--- start of MATERIAL PROVIDED ---

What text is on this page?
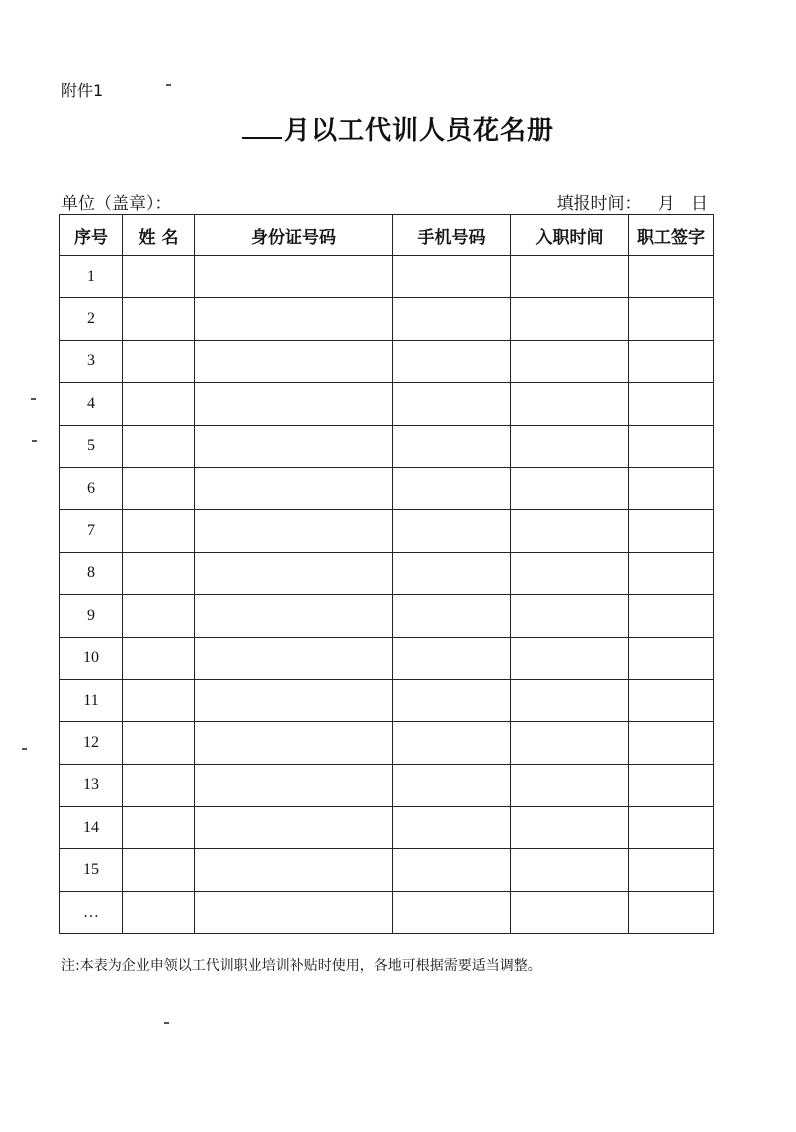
附件1
月以工代训人员花名册
单位（盖章）：	填报时间： 月 日
序号	姓 名	身份证号码	手机号码	入职时间	职工签字
1					
2					
3					
4					
5					
6					
7					
8					
9					
10					
11					
12					
13					
14					
15					
…					
注:本表为企业申领以工代训职业培训补贴时使用，各地可根据需要适当调整。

--- end of MATERIAL PROVIDED ---

__GIVEN REQUEST__: Omit every picture, then repeat the remaining data exactly as it appears above.

__TASK ANSWER__:
What text is on this page?
附件1
月以工代训人员花名册
单位（盖章）：	填报时间： 月 日
序号	姓 名	身份证号码	手机号码	入职时间	职工签字
1					
2					
3					
4					
5					
6					
7					
8					
9					
10					
11					
12					
13					
14					
15					
…					
注:本表为企业申领以工代训职业培训补贴时使用，各地可根据需要适当调整。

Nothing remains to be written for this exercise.